--- START ---
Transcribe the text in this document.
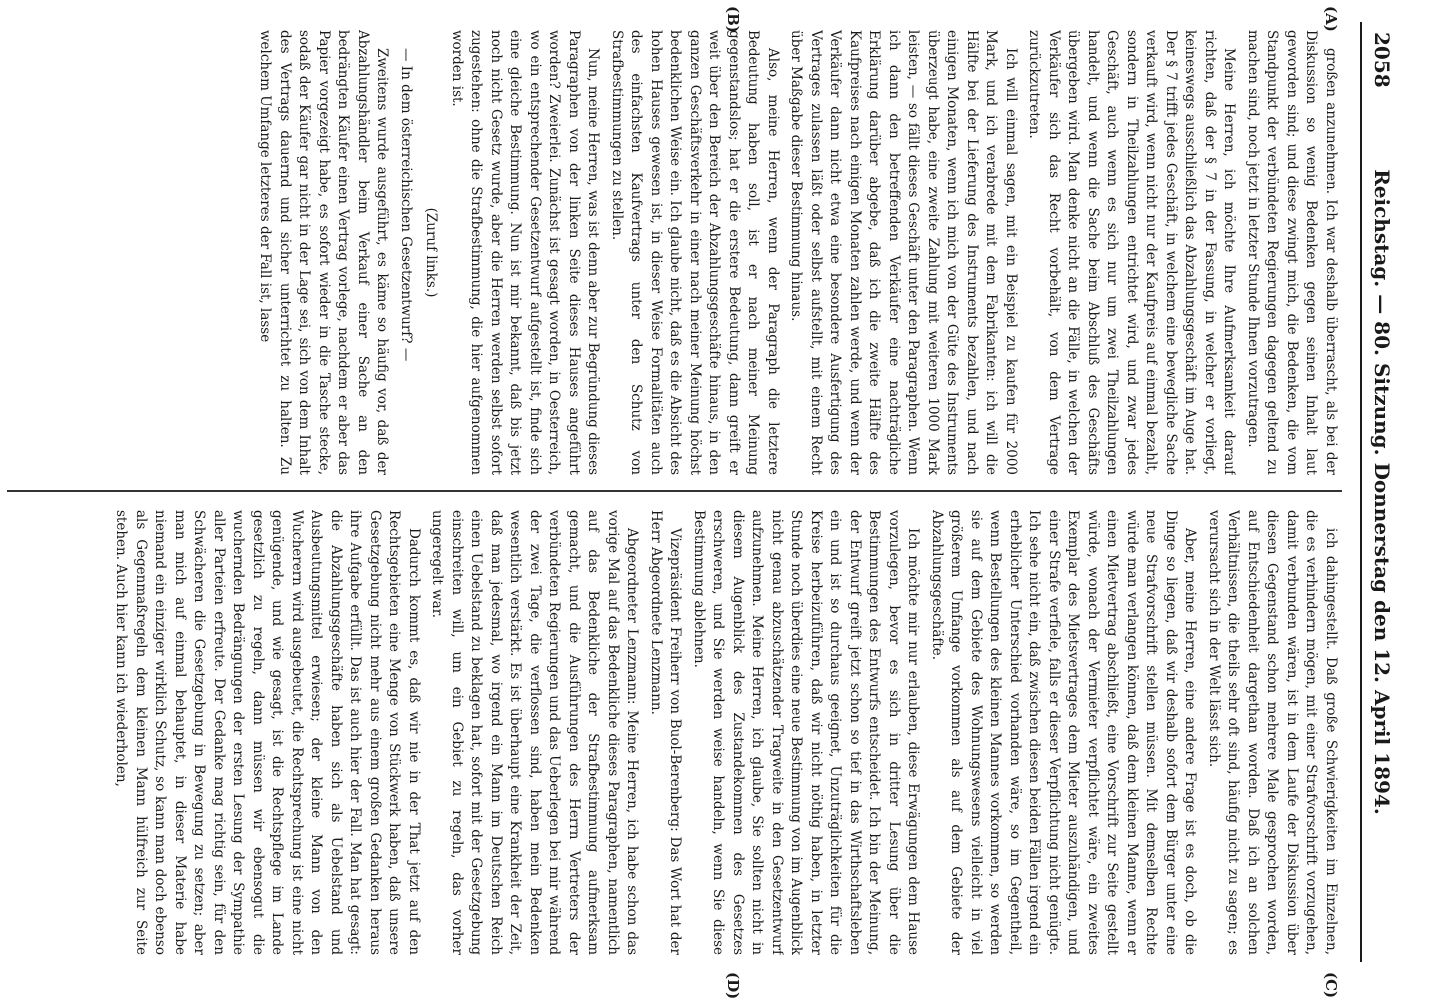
2058
Reichstag. — 80. Sitzung. Donnerstag den 12. April 1894.
(A)
(B)
(C)
(D)

großen anzunehmen. Ich war deshalb überrascht, als bei der Diskussion so wenig Bedenken gegen seinen Inhalt laut geworden sind; und diese zwingt mich, die Bedenken, die vom Standpunkt der verbündeten Regierungen dagegen geltend zu machen sind, noch jetzt in letzter Stunde Ihnen vorzutragen.

Meine Herren, ich möchte Ihre Aufmerksamkeit darauf richten, daß der § 7 in der Fassung, in welcher er vorliegt, keineswegs ausschließlich das Abzahlungsgeschäft im Auge hat. Der § 7 trifft jedes Geschäft, in welchem eine bewegliche Sache verkauft wird, wenn nicht nur der Kaufpreis auf einmal bezahlt, sondern in Theilzahlungen entrichtet wird, und zwar jedes Geschäft, auch wenn es sich nur um zwei Theilzahlungen handelt, und wenn die Sache beim Abschluß des Geschäfts übergeben wird. Man denke nicht an die Fälle, in welchen der Verkäufer sich das Recht vorbehält, von dem Vertrage zurückzutreten.

Ich will einmal sagen, mit ein Beispiel zu kaufen für 2000 Mark, und ich verabrede mit dem Fabrikanten: ich will die Hälfte bei der Lieferung des Instruments bezahlen, und nach einigen Monaten, wenn ich mich von der Güte des Instruments überzeugt habe, eine zweite Zahlung mit weiteren 1000 Mark leisten, — so fällt dieses Geschäft unter den Paragraphen. Wenn ich dann den betreffenden Verkäufer eine nachträgliche Erklärung darüber abgebe, daß ich die zweite Hälfte des Kaufpreises nach einigen Monaten zahlen werde, und wenn der Verkäufer dann nicht etwa eine besondere Ausfertigung des Vertrages zulassen läßt oder selbst aufstellt, mit einem Recht über Maßgabe dieser Bestimmung hinaus.

Also, meine Herren, wenn der Paragraph die letztere Bedeutung haben soll, ist er nach meiner Meinung gegenstandslos; hat er die erstere Bedeutung, dann greift er weit über den Bereich der Abzahlungsgeschäfte hinaus, in den ganzen Geschäftsverkehr in einer nach meiner Meinung höchst bedenklichen Weise ein. Ich glaube nicht, daß es die Absicht des hohen Hauses gewesen ist, in dieser Weise Formalitäten auch des einfachsten Kaufvertrags unter den Schutz von Strafbestimmungen zu stellen.

Nun, meine Herren, was ist denn aber zur Begründung dieses Paragraphen von der linken Seite dieses Hauses angeführt worden? Zweierlei. Zunächst ist gesagt worden, in Oesterreich, wo ein entsprechender Gesetzentwurf aufgestellt ist, finde sich eine gleiche Bestimmung. Nun ist mir bekannt, daß bis jetzt noch nicht Gesetz wurde, aber die Herren werden selbst sofort zugestehen: ohne die Strafbestimmung, die hier aufgenommen worden ist.

(Zuruf links.)

— In dem österreichischen Gesetzentwurf? —

Zweitens wurde ausgeführt, es käme so häufig vor, daß der Abzahlungshändler beim Verkauf einer Sache an den bedrängten Käufer einen Vertrag vorlege, nachdem er aber das Papier vorgezeigt habe, es sofort wieder in die Tasche stecke, sodaß der Käufer gar nicht in der Lage sei, sich von dem Inhalt des Vertrags dauernd und sicher unterrichtet zu halten. Zu welchem Umfange letzteres der Fall ist, lasse

ich dahingestellt. Daß große Schwierigkeiten im Einzelnen, die es verhindern mögen, mit einer Strafvorschrift vorzugehen, damit verbunden wären, ist in dem Laufe der Diskussion über diesen Gegenstand schon mehrere Male gesprochen worden, auf Entschiedenheit dargethan worden. Daß ich an solchen Verhältnissen, die theils sehr oft sind, häufig nicht zu sagen; es verursacht sich in der Welt lässt sich.

Aber, meine Herren, eine andere Frage ist es doch, ob die Dinge so liegen, daß wir deshalb sofort dem Bürger unter eine neue Strafvorschrift stellen müssen. Mit demselben Rechte würde man verlangen können, daß dem kleinen Manne, wenn er einen Mietvertrag abschließt, eine Vorschrift zur Seite gestellt würde, wonach der Vermieter verpflichtet wäre, ein zweites Exemplar des Mietsvertrages dem Mieter auszuhändigen, und einer Strafe verfiele, falls er dieser Verpflichtung nicht genügte. Ich sehe nicht ein, daß zwischen diesen beiden Fällen irgend ein erheblicher Unterschied vorhanden wäre, so im Gegentheil, wenn Bestellungen des kleinen Mannes vorkommen, so werden sie auf dem Gebiete des Wohnungswesens vielleicht in viel größerem Umfange vorkommen als auf dem Gebiete der Abzahlungsgeschäfte.

Ich möchte mir nur erlauben, diese Erwägungen dem Hause vorzulegen, bevor es sich in dritter Lesung über die Bestimmungen des Entwurfs entscheidet. Ich bin der Meinung, der Entwurf greift jetzt schon so tief in das Wirthschaftsleben ein und ist so durchaus geeignet, Unzuträglichkeiten für die Kreise herbeizuführen, daß wir nicht nöthig haben, in letzter Stunde noch überdies eine neue Bestimmung von im Augenblick nicht genau abzuschätzender Tragweite in den Gesetzentwurf aufzunehmen. Meine Herren, ich glaube, Sie sollten nicht in diesem Augenblick des Zustandekommen des Gesetzes erschweren, und Sie werden weise handeln, wenn Sie diese Bestimmung ablehnen.

Vizepräsident Freiherr von Buol-Berenberg: Das Wort hat der Herr Abgeordnete Lenzmann.

Abgeordneter Lenzmann: Meine Herren, ich habe schon das vorige Mal auf das Bedenkliche dieses Paragraphen, namentlich auf das Bedenkliche der Strafbestimmung aufmerksam gemacht, und die Ausführungen des Herrn Vertreters der verbündeten Regierungen und das Ueberlegen bei mir während der zwei Tage, die verflossen sind, haben mein Bedenken wesentlich verstärkt. Es ist überhaupt eine Krankheit der Zeit, daß man jedesmal, wo irgend ein Mann im Deutschen Reich einen Uebelstand zu beklagen hat, sofort mit der Gesetzgebung einschreiten will, um ein Gebiet zu regeln, das vorher ungeregelt war.

Dadurch kommt es, daß wir nie in der That jetzt auf den Rechtsgebieten eine Menge von Stückwerk haben, daß unsere Gesetzgebung nicht mehr aus einem großen Gedanken heraus ihre Aufgabe erfüllt. Das ist auch hier der Fall. Man hat gesagt: die Abzahlungsgeschäfte haben sich als Uebelstand und Ausbeutungsmittel erwiesen; der kleine Mann von den Wucherern wird ausgebeutet, die Rechtsprechung ist eine nicht genügende, und wie gesagt, ist die Rechtspflege im Lande gesetzlich zu regeln, dann müssen wir ebensogut die wuchernden Bedrängungen der ersten Lesung der Sympathie aller Parteien erfreute. Der Gedanke mag richtig sein, für den Schwächeren die Gesetzgebung in Bewegung zu setzen; aber man mich auf einmal behauptet, in dieser Materie habe niemand ein einziger wirklich Schutz, so kann man doch ebenso als Gegenmaßregeln dem kleinen Mann hülfreich zur Seite stehen. Auch hier kann ich wiederholen,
--- END ---
> Work to complete
Leave the pictures out and restate the listing word for word.

> Solved problem
Transcribe the text in this document.
2058
Reichstag. — 80. Sitzung. Donnerstag den 12. April 1894.
(A)
(B)
(C)
(D)

großen anzunehmen. Ich war deshalb überrascht, als bei der Diskussion so wenig Bedenken gegen seinen Inhalt laut geworden sind; und diese zwingt mich, die Bedenken, die vom Standpunkt der verbündeten Regierungen dagegen geltend zu machen sind, noch jetzt in letzter Stunde Ihnen vorzutragen.

Meine Herren, ich möchte Ihre Aufmerksamkeit darauf richten, daß der § 7 in der Fassung, in welcher er vorliegt, keineswegs ausschließlich das Abzahlungsgeschäft im Auge hat. Der § 7 trifft jedes Geschäft, in welchem eine bewegliche Sache verkauft wird, wenn nicht nur der Kaufpreis auf einmal bezahlt, sondern in Theilzahlungen entrichtet wird, und zwar jedes Geschäft, auch wenn es sich nur um zwei Theilzahlungen handelt, und wenn die Sache beim Abschluß des Geschäfts übergeben wird. Man denke nicht an die Fälle, in welchen der Verkäufer sich das Recht vorbehält, von dem Vertrage zurückzutreten.

Ich will einmal sagen, mit ein Beispiel zu kaufen für 2000 Mark, und ich verabrede mit dem Fabrikanten: ich will die Hälfte bei der Lieferung des Instruments bezahlen, und nach einigen Monaten, wenn ich mich von der Güte des Instruments überzeugt habe, eine zweite Zahlung mit weiteren 1000 Mark leisten, — so fällt dieses Geschäft unter den Paragraphen. Wenn ich dann den betreffenden Verkäufer eine nachträgliche Erklärung darüber abgebe, daß ich die zweite Hälfte des Kaufpreises nach einigen Monaten zahlen werde, und wenn der Verkäufer dann nicht etwa eine besondere Ausfertigung des Vertrages zulassen läßt oder selbst aufstellt, mit einem Recht über Maßgabe dieser Bestimmung hinaus.

Also, meine Herren, wenn der Paragraph die letztere Bedeutung haben soll, ist er nach meiner Meinung gegenstandslos; hat er die erstere Bedeutung, dann greift er weit über den Bereich der Abzahlungsgeschäfte hinaus, in den ganzen Geschäftsverkehr in einer nach meiner Meinung höchst bedenklichen Weise ein. Ich glaube nicht, daß es die Absicht des hohen Hauses gewesen ist, in dieser Weise Formalitäten auch des einfachsten Kaufvertrags unter den Schutz von Strafbestimmungen zu stellen.

Nun, meine Herren, was ist denn aber zur Begründung dieses Paragraphen von der linken Seite dieses Hauses angeführt worden? Zweierlei. Zunächst ist gesagt worden, in Oesterreich, wo ein entsprechender Gesetzentwurf aufgestellt ist, finde sich eine gleiche Bestimmung. Nun ist mir bekannt, daß bis jetzt noch nicht Gesetz wurde, aber die Herren werden selbst sofort zugestehen: ohne die Strafbestimmung, die hier aufgenommen worden ist.

(Zuruf links.)

— In dem österreichischen Gesetzentwurf? —

Zweitens wurde ausgeführt, es käme so häufig vor, daß der Abzahlungshändler beim Verkauf einer Sache an den bedrängten Käufer einen Vertrag vorlege, nachdem er aber das Papier vorgezeigt habe, es sofort wieder in die Tasche stecke, sodaß der Käufer gar nicht in der Lage sei, sich von dem Inhalt des Vertrags dauernd und sicher unterrichtet zu halten. Zu welchem Umfange letzteres der Fall ist, lasse

ich dahingestellt. Daß große Schwierigkeiten im Einzelnen, die es verhindern mögen, mit einer Strafvorschrift vorzugehen, damit verbunden wären, ist in dem Laufe der Diskussion über diesen Gegenstand schon mehrere Male gesprochen worden, auf Entschiedenheit dargethan worden. Daß ich an solchen Verhältnissen, die theils sehr oft sind, häufig nicht zu sagen; es verursacht sich in der Welt lässt sich.

Aber, meine Herren, eine andere Frage ist es doch, ob die Dinge so liegen, daß wir deshalb sofort dem Bürger unter eine neue Strafvorschrift stellen müssen. Mit demselben Rechte würde man verlangen können, daß dem kleinen Manne, wenn er einen Mietvertrag abschließt, eine Vorschrift zur Seite gestellt würde, wonach der Vermieter verpflichtet wäre, ein zweites Exemplar des Mietsvertrages dem Mieter auszuhändigen, und einer Strafe verfiele, falls er dieser Verpflichtung nicht genügte. Ich sehe nicht ein, daß zwischen diesen beiden Fällen irgend ein erheblicher Unterschied vorhanden wäre, so im Gegentheil, wenn Bestellungen des kleinen Mannes vorkommen, so werden sie auf dem Gebiete des Wohnungswesens vielleicht in viel größerem Umfange vorkommen als auf dem Gebiete der Abzahlungsgeschäfte.

Ich möchte mir nur erlauben, diese Erwägungen dem Hause vorzulegen, bevor es sich in dritter Lesung über die Bestimmungen des Entwurfs entscheidet. Ich bin der Meinung, der Entwurf greift jetzt schon so tief in das Wirthschaftsleben ein und ist so durchaus geeignet, Unzuträglichkeiten für die Kreise herbeizuführen, daß wir nicht nöthig haben, in letzter Stunde noch überdies eine neue Bestimmung von im Augenblick nicht genau abzuschätzender Tragweite in den Gesetzentwurf aufzunehmen. Meine Herren, ich glaube, Sie sollten nicht in diesem Augenblick des Zustandekommen des Gesetzes erschweren, und Sie werden weise handeln, wenn Sie diese Bestimmung ablehnen.

Vizepräsident Freiherr von Buol-Berenberg: Das Wort hat der Herr Abgeordnete Lenzmann.

Abgeordneter Lenzmann: Meine Herren, ich habe schon das vorige Mal auf das Bedenkliche dieses Paragraphen, namentlich auf das Bedenkliche der Strafbestimmung aufmerksam gemacht, und die Ausführungen des Herrn Vertreters der verbündeten Regierungen und das Ueberlegen bei mir während der zwei Tage, die verflossen sind, haben mein Bedenken wesentlich verstärkt. Es ist überhaupt eine Krankheit der Zeit, daß man jedesmal, wo irgend ein Mann im Deutschen Reich einen Uebelstand zu beklagen hat, sofort mit der Gesetzgebung einschreiten will, um ein Gebiet zu regeln, das vorher ungeregelt war.

Dadurch kommt es, daß wir nie in der That jetzt auf den Rechtsgebieten eine Menge von Stückwerk haben, daß unsere Gesetzgebung nicht mehr aus einem großen Gedanken heraus ihre Aufgabe erfüllt. Das ist auch hier der Fall. Man hat gesagt: die Abzahlungsgeschäfte haben sich als Uebelstand und Ausbeutungsmittel erwiesen; der kleine Mann von den Wucherern wird ausgebeutet, die Rechtsprechung ist eine nicht genügende, und wie gesagt, ist die Rechtspflege im Lande gesetzlich zu regeln, dann müssen wir ebensogut die wuchernden Bedrängungen der ersten Lesung der Sympathie aller Parteien erfreute. Der Gedanke mag richtig sein, für den Schwächeren die Gesetzgebung in Bewegung zu setzen; aber man mich auf einmal behauptet, in dieser Materie habe niemand ein einziger wirklich Schutz, so kann man doch ebenso als Gegenmaßregeln dem kleinen Mann hülfreich zur Seite stehen. Auch hier kann ich wiederholen,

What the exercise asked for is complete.